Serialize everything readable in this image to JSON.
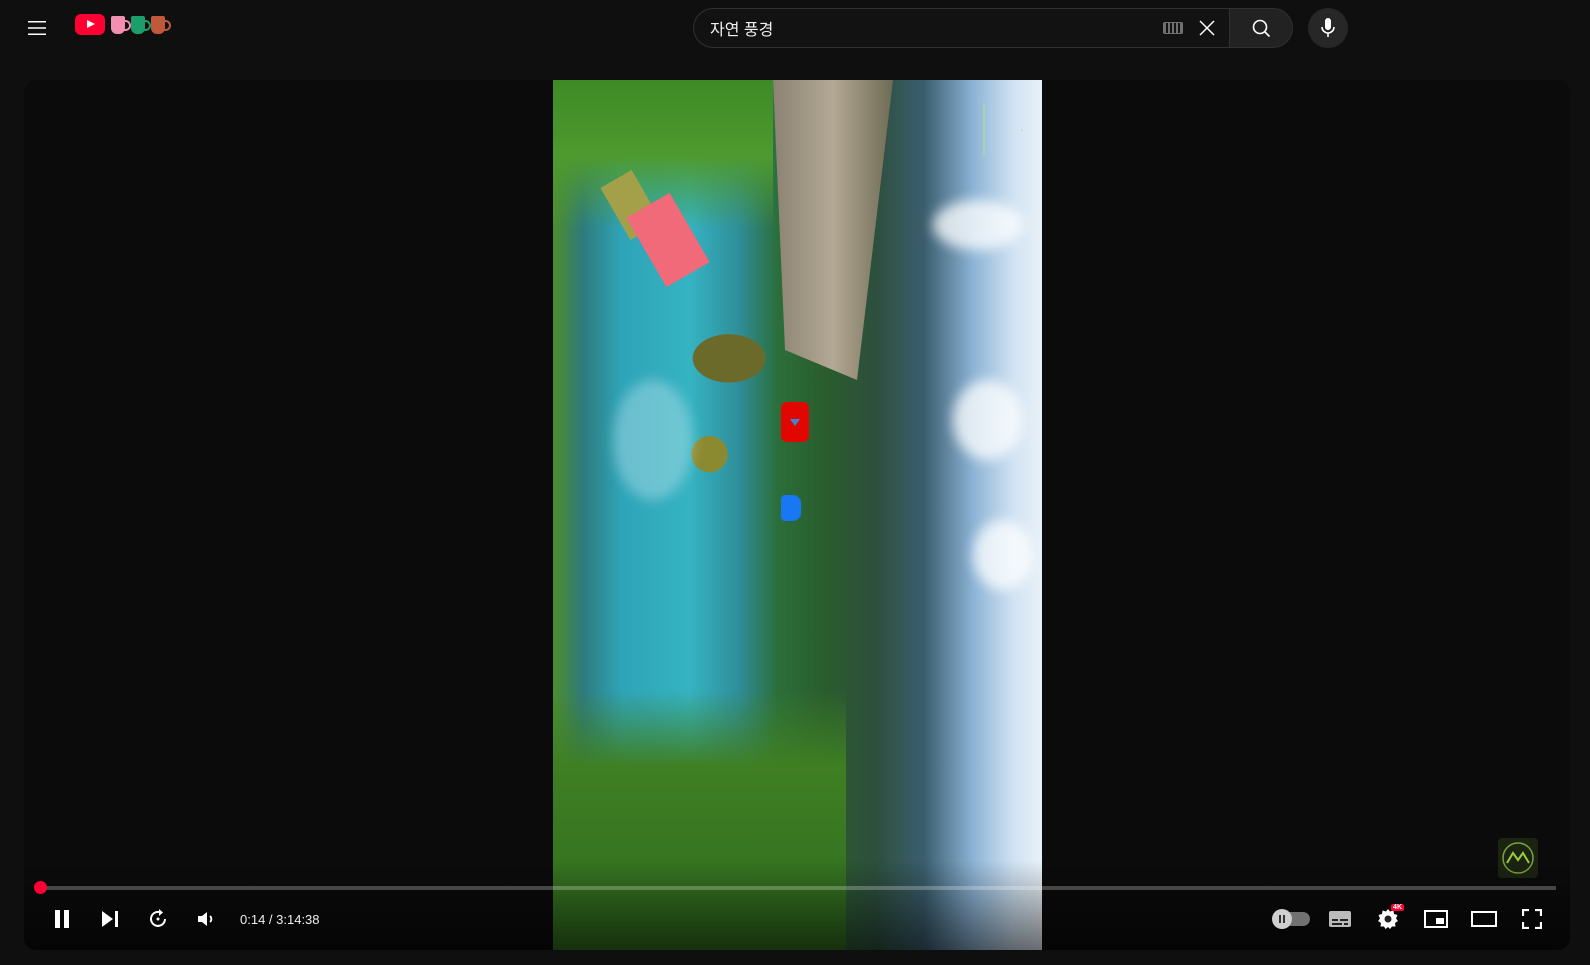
{
  "header": {
    "search": {
      "value": "자연 풍경"
    }
  },
  "player": {
    "time_current": "0:14",
    "time_total": "3:14:38",
    "time_display": "0:14 / 3:14:38",
    "progress_fraction": 0.0012,
    "quality_badge": "4K",
    "accent_color": "#ff0033"
  }
}
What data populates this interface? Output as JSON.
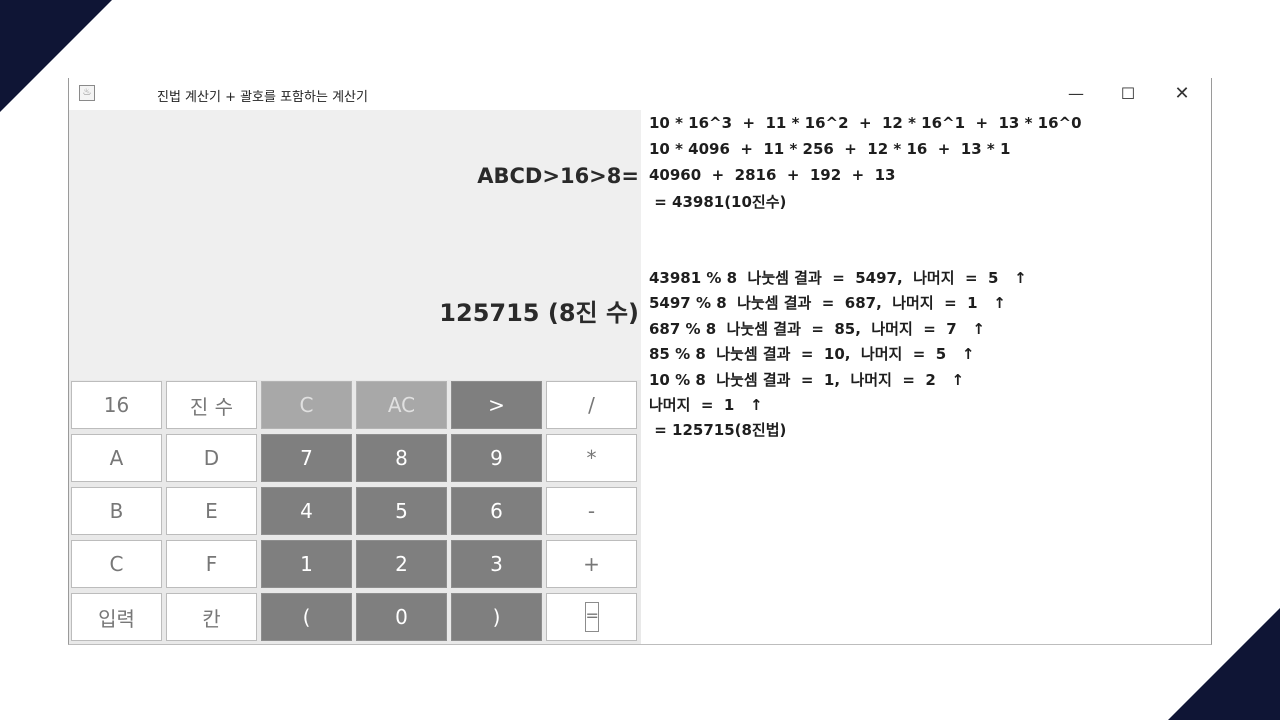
{
  "window": {
    "title": "진법 계산기 + 괄호를 포함하는 계산기",
    "icon": "java-cup-icon",
    "controls": {
      "minimize": "—",
      "maximize": "☐",
      "close": "✕"
    }
  },
  "display": {
    "expression": "ABCD>16>8=",
    "result": "125715 (8진 수)"
  },
  "keypad": {
    "rows": [
      [
        "16",
        "진 수",
        "C",
        "AC",
        ">",
        "/"
      ],
      [
        "A",
        "D",
        "7",
        "8",
        "9",
        "*"
      ],
      [
        "B",
        "E",
        "4",
        "5",
        "6",
        "-"
      ],
      [
        "C",
        "F",
        "1",
        "2",
        "3",
        "+"
      ],
      [
        "입력",
        "칸",
        "(",
        "0",
        ")",
        "="
      ]
    ]
  },
  "calculation_log": [
    "10 * 16^3  +  11 * 16^2  +  12 * 16^1  +  13 * 16^0",
    "10 * 4096  +  11 * 256  +  12 * 16  +  13 * 1",
    "40960  +  2816  +  192  +  13",
    " = 43981(10진수)",
    "43981 % 8  나눗셈 결과  =  5497,  나머지  =  5   ↑",
    "5497 % 8  나눗셈 결과  =  687,  나머지  =  1   ↑",
    "687 % 8  나눗셈 결과  =  85,  나머지  =  7   ↑",
    "85 % 8  나눗셈 결과  =  10,  나머지  =  5   ↑",
    "10 % 8  나눗셈 결과  =  1,  나머지  =  2   ↑",
    "나머지  =  1   ↑",
    " = 125715(8진법)"
  ],
  "colors": {
    "corner_accent": "#0f1535",
    "display_bg": "#efefef",
    "key_light": "#ffffff",
    "key_dark": "#7f7f7f",
    "key_mid": "#a8a8a8"
  }
}
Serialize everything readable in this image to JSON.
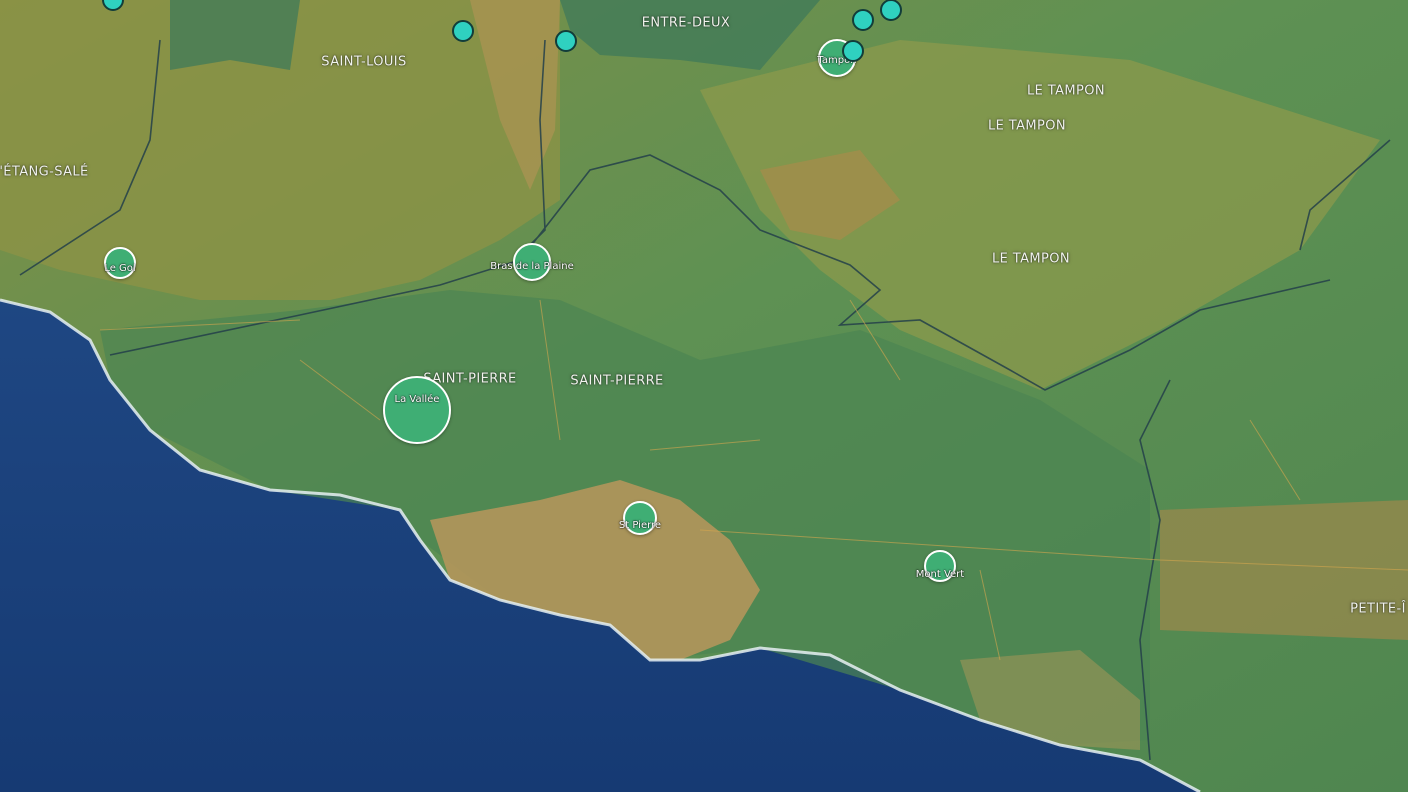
{
  "colors": {
    "ocean": "#1e4a88",
    "ocean_deep": "#163c78",
    "land_green": "#4e8a55",
    "land_olive": "#8c9c4a",
    "land_orange": "#a98e4a",
    "urban": "#b99a5e",
    "surf": "#e8f2f4",
    "cluster_fill": "#3fae74",
    "station_fill": "#2fd1c0",
    "boundary": "#23404a"
  },
  "commune_labels": [
    {
      "id": "saint-louis",
      "text": "SAINT-LOUIS"
    },
    {
      "id": "entre-deux",
      "text": "ENTRE-DEUX"
    },
    {
      "id": "etang-sale",
      "text": "'ÉTANG-SALÉ"
    },
    {
      "id": "le-tampon-1",
      "text": "LE TAMPON"
    },
    {
      "id": "le-tampon-2",
      "text": "LE TAMPON"
    },
    {
      "id": "le-tampon-3",
      "text": "LE TAMPON"
    },
    {
      "id": "saint-pierre-1",
      "text": "SAINT-PIERRE"
    },
    {
      "id": "saint-pierre-2",
      "text": "SAINT-PIERRE"
    },
    {
      "id": "petite-ile",
      "text": "PETITE-Î"
    }
  ],
  "markers": [
    {
      "id": "le-gol",
      "label": "Le Gol"
    },
    {
      "id": "bras-de-la-plaine",
      "label": "Bras de la Plaine"
    },
    {
      "id": "la-vallee",
      "label": "La Vallée"
    },
    {
      "id": "st-pierre",
      "label": "St Pierre"
    },
    {
      "id": "mont-vert",
      "label": "Mont Vert"
    },
    {
      "id": "tampon",
      "label": "Tampon"
    }
  ],
  "stations": [
    {
      "id": "s1"
    },
    {
      "id": "s2"
    },
    {
      "id": "s3"
    },
    {
      "id": "s4"
    },
    {
      "id": "s5"
    },
    {
      "id": "s6"
    }
  ]
}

####################

■ **SHORT EXERCISE**:
Leave out the pictures, and give all the records again exactly.

■ **PROBLEM SOLUTION**:
Serialize everything readable in this image to JSON.
{
  "header": {
    "search": {
      "value": "자연 풍경"
    }
  },
  "player": {
    "time_current": "0:14",
    "time_total": "3:14:38",
    "time_display": "0:14 / 3:14:38",
    "progress_fraction": 0.0012,
    "quality_badge": "4K",
    "accent_color": "#ff0033"
  }
}
What data populates this interface? Output as JSON.
{
  "window": {
    "title": "진법 계산기 + 괄호를 포함하는 계산기",
    "icon": "java-cup-icon",
    "controls": {
      "minimize": "—",
      "maximize": "☐",
      "close": "✕"
    }
  },
  "display": {
    "expression": "ABCD>16>8=",
    "result": "125715 (8진 수)"
  },
  "keypad": {
    "rows": [
      [
        "16",
        "진 수",
        "C",
        "AC",
        ">",
        "/"
      ],
      [
        "A",
        "D",
        "7",
        "8",
        "9",
        "*"
      ],
      [
        "B",
        "E",
        "4",
        "5",
        "6",
        "-"
      ],
      [
        "C",
        "F",
        "1",
        "2",
        "3",
        "+"
      ],
      [
        "입력",
        "칸",
        "(",
        "0",
        ")",
        "="
      ]
    ]
  },
  "calculation_log": [
    "10 * 16^3  +  11 * 16^2  +  12 * 16^1  +  13 * 16^0",
    "10 * 4096  +  11 * 256  +  12 * 16  +  13 * 1",
    "40960  +  2816  +  192  +  13",
    " = 43981(10진수)",
    "43981 % 8  나눗셈 결과  =  5497,  나머지  =  5   ↑",
    "5497 % 8  나눗셈 결과  =  687,  나머지  =  1   ↑",
    "687 % 8  나눗셈 결과  =  85,  나머지  =  7   ↑",
    "85 % 8  나눗셈 결과  =  10,  나머지  =  5   ↑",
    "10 % 8  나눗셈 결과  =  1,  나머지  =  2   ↑",
    "나머지  =  1   ↑",
    " = 125715(8진법)"
  ],
  "colors": {
    "corner_accent": "#0f1535",
    "display_bg": "#efefef",
    "key_light": "#ffffff",
    "key_dark": "#7f7f7f",
    "key_mid": "#a8a8a8"
  }
}
Serialize everything readable in this image to JSON.
{
  "colors": {
    "ocean": "#1e4a88",
    "ocean_deep": "#163c78",
    "land_green": "#4e8a55",
    "land_olive": "#8c9c4a",
    "land_orange": "#a98e4a",
    "urban": "#b99a5e",
    "surf": "#e8f2f4",
    "cluster_fill": "#3fae74",
    "station_fill": "#2fd1c0",
    "boundary": "#23404a"
  },
  "commune_labels": [
    {
      "id": "saint-louis",
      "text": "SAINT-LOUIS"
    },
    {
      "id": "entre-deux",
      "text": "ENTRE-DEUX"
    },
    {
      "id": "etang-sale",
      "text": "'ÉTANG-SALÉ"
    },
    {
      "id": "le-tampon-1",
      "text": "LE TAMPON"
    },
    {
      "id": "le-tampon-2",
      "text": "LE TAMPON"
    },
    {
      "id": "le-tampon-3",
      "text": "LE TAMPON"
    },
    {
      "id": "saint-pierre-1",
      "text": "SAINT-PIERRE"
    },
    {
      "id": "saint-pierre-2",
      "text": "SAINT-PIERRE"
    },
    {
      "id": "petite-ile",
      "text": "PETITE-Î"
    }
  ],
  "markers": [
    {
      "id": "le-gol",
      "label": "Le Gol"
    },
    {
      "id": "bras-de-la-plaine",
      "label": "Bras de la Plaine"
    },
    {
      "id": "la-vallee",
      "label": "La Vallée"
    },
    {
      "id": "st-pierre",
      "label": "St Pierre"
    },
    {
      "id": "mont-vert",
      "label": "Mont Vert"
    },
    {
      "id": "tampon",
      "label": "Tampon"
    }
  ],
  "stations": [
    {
      "id": "s1"
    },
    {
      "id": "s2"
    },
    {
      "id": "s3"
    },
    {
      "id": "s4"
    },
    {
      "id": "s5"
    },
    {
      "id": "s6"
    }
  ]
}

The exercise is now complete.